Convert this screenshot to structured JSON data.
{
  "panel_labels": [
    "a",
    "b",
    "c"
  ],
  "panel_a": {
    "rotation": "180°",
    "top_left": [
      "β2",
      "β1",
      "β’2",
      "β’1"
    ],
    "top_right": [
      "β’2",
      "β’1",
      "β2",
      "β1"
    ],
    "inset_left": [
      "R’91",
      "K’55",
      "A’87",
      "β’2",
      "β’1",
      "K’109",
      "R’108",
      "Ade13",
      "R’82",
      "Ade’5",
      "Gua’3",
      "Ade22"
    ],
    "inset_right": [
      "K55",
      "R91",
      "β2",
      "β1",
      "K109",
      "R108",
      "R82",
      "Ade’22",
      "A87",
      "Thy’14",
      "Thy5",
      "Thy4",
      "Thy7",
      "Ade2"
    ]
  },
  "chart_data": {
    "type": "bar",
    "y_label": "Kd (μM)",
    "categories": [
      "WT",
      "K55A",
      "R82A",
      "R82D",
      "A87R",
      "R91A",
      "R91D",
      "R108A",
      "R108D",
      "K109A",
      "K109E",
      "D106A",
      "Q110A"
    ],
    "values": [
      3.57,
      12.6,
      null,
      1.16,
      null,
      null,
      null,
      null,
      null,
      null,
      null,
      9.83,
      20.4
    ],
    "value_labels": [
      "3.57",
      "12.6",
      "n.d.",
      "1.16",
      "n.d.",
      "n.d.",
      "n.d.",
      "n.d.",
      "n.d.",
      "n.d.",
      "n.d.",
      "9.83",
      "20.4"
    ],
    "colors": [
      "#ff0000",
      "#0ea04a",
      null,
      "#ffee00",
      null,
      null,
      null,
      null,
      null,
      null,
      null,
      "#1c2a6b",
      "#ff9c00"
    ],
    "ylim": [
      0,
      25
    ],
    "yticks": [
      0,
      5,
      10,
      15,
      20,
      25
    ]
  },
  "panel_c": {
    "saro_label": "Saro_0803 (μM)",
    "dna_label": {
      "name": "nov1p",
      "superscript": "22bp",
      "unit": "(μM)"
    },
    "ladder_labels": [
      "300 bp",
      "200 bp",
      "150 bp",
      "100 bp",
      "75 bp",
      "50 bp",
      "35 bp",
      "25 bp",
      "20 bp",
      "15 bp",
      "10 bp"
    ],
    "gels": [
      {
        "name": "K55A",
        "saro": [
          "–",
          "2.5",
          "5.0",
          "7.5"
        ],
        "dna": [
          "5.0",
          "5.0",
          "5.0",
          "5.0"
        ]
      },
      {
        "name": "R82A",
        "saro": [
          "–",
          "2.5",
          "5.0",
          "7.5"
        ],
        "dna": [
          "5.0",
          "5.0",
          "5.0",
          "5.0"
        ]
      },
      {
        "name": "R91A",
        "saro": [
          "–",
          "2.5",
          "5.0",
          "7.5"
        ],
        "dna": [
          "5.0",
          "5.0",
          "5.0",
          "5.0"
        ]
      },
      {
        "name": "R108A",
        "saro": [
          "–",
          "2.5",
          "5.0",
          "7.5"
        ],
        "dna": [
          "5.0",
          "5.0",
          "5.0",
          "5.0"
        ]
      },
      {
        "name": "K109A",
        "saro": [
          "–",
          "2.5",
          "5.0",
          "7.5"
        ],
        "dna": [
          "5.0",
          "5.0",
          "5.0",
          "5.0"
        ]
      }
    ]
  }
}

» **What this task involves**: Above are the records; retype them all without a single difference.

» **Exercise result**:
Convert this screenshot to structured JSON data.
{
  "panel_labels": [
    "a",
    "b",
    "c"
  ],
  "panel_a": {
    "rotation": "180°",
    "top_left": [
      "β2",
      "β1",
      "β’2",
      "β’1"
    ],
    "top_right": [
      "β’2",
      "β’1",
      "β2",
      "β1"
    ],
    "inset_left": [
      "R’91",
      "K’55",
      "A’87",
      "β’2",
      "β’1",
      "K’109",
      "R’108",
      "Ade13",
      "R’82",
      "Ade’5",
      "Gua’3",
      "Ade22"
    ],
    "inset_right": [
      "K55",
      "R91",
      "β2",
      "β1",
      "K109",
      "R108",
      "R82",
      "Ade’22",
      "A87",
      "Thy’14",
      "Thy5",
      "Thy4",
      "Thy7",
      "Ade2"
    ]
  },
  "chart_data": {
    "type": "bar",
    "y_label": "Kd (μM)",
    "categories": [
      "WT",
      "K55A",
      "R82A",
      "R82D",
      "A87R",
      "R91A",
      "R91D",
      "R108A",
      "R108D",
      "K109A",
      "K109E",
      "D106A",
      "Q110A"
    ],
    "values": [
      3.57,
      12.6,
      null,
      1.16,
      null,
      null,
      null,
      null,
      null,
      null,
      null,
      9.83,
      20.4
    ],
    "value_labels": [
      "3.57",
      "12.6",
      "n.d.",
      "1.16",
      "n.d.",
      "n.d.",
      "n.d.",
      "n.d.",
      "n.d.",
      "n.d.",
      "n.d.",
      "9.83",
      "20.4"
    ],
    "colors": [
      "#ff0000",
      "#0ea04a",
      null,
      "#ffee00",
      null,
      null,
      null,
      null,
      null,
      null,
      null,
      "#1c2a6b",
      "#ff9c00"
    ],
    "ylim": [
      0,
      25
    ],
    "yticks": [
      0,
      5,
      10,
      15,
      20,
      25
    ]
  },
  "panel_c": {
    "saro_label": "Saro_0803 (μM)",
    "dna_label": {
      "name": "nov1p",
      "superscript": "22bp",
      "unit": "(μM)"
    },
    "ladder_labels": [
      "300 bp",
      "200 bp",
      "150 bp",
      "100 bp",
      "75 bp",
      "50 bp",
      "35 bp",
      "25 bp",
      "20 bp",
      "15 bp",
      "10 bp"
    ],
    "gels": [
      {
        "name": "K55A",
        "saro": [
          "–",
          "2.5",
          "5.0",
          "7.5"
        ],
        "dna": [
          "5.0",
          "5.0",
          "5.0",
          "5.0"
        ]
      },
      {
        "name": "R82A",
        "saro": [
          "–",
          "2.5",
          "5.0",
          "7.5"
        ],
        "dna": [
          "5.0",
          "5.0",
          "5.0",
          "5.0"
        ]
      },
      {
        "name": "R91A",
        "saro": [
          "–",
          "2.5",
          "5.0",
          "7.5"
        ],
        "dna": [
          "5.0",
          "5.0",
          "5.0",
          "5.0"
        ]
      },
      {
        "name": "R108A",
        "saro": [
          "–",
          "2.5",
          "5.0",
          "7.5"
        ],
        "dna": [
          "5.0",
          "5.0",
          "5.0",
          "5.0"
        ]
      },
      {
        "name": "K109A",
        "saro": [
          "–",
          "2.5",
          "5.0",
          "7.5"
        ],
        "dna": [
          "5.0",
          "5.0",
          "5.0",
          "5.0"
        ]
      }
    ]
  }
}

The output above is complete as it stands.